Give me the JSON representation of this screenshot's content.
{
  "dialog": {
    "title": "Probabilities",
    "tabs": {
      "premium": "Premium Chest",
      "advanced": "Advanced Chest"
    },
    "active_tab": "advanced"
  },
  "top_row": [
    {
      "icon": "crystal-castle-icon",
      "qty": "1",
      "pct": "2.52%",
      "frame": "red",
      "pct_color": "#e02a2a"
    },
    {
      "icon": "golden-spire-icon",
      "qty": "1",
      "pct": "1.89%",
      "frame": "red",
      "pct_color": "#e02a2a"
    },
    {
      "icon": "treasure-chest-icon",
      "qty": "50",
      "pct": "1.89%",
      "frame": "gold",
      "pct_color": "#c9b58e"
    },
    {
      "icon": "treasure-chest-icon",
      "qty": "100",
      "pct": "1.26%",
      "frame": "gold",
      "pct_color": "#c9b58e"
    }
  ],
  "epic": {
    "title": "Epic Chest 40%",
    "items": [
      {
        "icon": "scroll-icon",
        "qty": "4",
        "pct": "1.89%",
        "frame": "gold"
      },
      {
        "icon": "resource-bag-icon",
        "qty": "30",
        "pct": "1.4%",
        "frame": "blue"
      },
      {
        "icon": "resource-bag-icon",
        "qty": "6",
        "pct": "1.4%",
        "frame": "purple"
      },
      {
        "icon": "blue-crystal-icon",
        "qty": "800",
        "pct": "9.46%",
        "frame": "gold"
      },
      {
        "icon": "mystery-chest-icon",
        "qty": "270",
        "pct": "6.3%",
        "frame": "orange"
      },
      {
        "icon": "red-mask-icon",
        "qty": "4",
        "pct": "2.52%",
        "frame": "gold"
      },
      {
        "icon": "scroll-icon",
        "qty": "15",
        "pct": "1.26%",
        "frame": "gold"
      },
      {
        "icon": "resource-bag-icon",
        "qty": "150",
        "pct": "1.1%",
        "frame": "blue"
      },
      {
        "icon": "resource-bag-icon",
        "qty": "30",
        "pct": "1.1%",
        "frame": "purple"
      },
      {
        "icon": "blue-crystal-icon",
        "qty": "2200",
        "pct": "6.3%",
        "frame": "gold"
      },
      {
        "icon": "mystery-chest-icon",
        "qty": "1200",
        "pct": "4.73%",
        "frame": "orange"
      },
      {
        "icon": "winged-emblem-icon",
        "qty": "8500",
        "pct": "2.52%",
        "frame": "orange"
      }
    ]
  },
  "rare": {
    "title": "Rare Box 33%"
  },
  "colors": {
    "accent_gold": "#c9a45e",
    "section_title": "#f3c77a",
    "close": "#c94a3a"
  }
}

WHAT IS REQUIRED:
Copy all the records above precisely.

FULL ANSWER:
Give me the JSON representation of this screenshot's content.
{
  "dialog": {
    "title": "Probabilities",
    "tabs": {
      "premium": "Premium Chest",
      "advanced": "Advanced Chest"
    },
    "active_tab": "advanced"
  },
  "top_row": [
    {
      "icon": "crystal-castle-icon",
      "qty": "1",
      "pct": "2.52%",
      "frame": "red",
      "pct_color": "#e02a2a"
    },
    {
      "icon": "golden-spire-icon",
      "qty": "1",
      "pct": "1.89%",
      "frame": "red",
      "pct_color": "#e02a2a"
    },
    {
      "icon": "treasure-chest-icon",
      "qty": "50",
      "pct": "1.89%",
      "frame": "gold",
      "pct_color": "#c9b58e"
    },
    {
      "icon": "treasure-chest-icon",
      "qty": "100",
      "pct": "1.26%",
      "frame": "gold",
      "pct_color": "#c9b58e"
    }
  ],
  "epic": {
    "title": "Epic Chest 40%",
    "items": [
      {
        "icon": "scroll-icon",
        "qty": "4",
        "pct": "1.89%",
        "frame": "gold"
      },
      {
        "icon": "resource-bag-icon",
        "qty": "30",
        "pct": "1.4%",
        "frame": "blue"
      },
      {
        "icon": "resource-bag-icon",
        "qty": "6",
        "pct": "1.4%",
        "frame": "purple"
      },
      {
        "icon": "blue-crystal-icon",
        "qty": "800",
        "pct": "9.46%",
        "frame": "gold"
      },
      {
        "icon": "mystery-chest-icon",
        "qty": "270",
        "pct": "6.3%",
        "frame": "orange"
      },
      {
        "icon": "red-mask-icon",
        "qty": "4",
        "pct": "2.52%",
        "frame": "gold"
      },
      {
        "icon": "scroll-icon",
        "qty": "15",
        "pct": "1.26%",
        "frame": "gold"
      },
      {
        "icon": "resource-bag-icon",
        "qty": "150",
        "pct": "1.1%",
        "frame": "blue"
      },
      {
        "icon": "resource-bag-icon",
        "qty": "30",
        "pct": "1.1%",
        "frame": "purple"
      },
      {
        "icon": "blue-crystal-icon",
        "qty": "2200",
        "pct": "6.3%",
        "frame": "gold"
      },
      {
        "icon": "mystery-chest-icon",
        "qty": "1200",
        "pct": "4.73%",
        "frame": "orange"
      },
      {
        "icon": "winged-emblem-icon",
        "qty": "8500",
        "pct": "2.52%",
        "frame": "orange"
      }
    ]
  },
  "rare": {
    "title": "Rare Box 33%"
  },
  "colors": {
    "accent_gold": "#c9a45e",
    "section_title": "#f3c77a",
    "close": "#c94a3a"
  }
}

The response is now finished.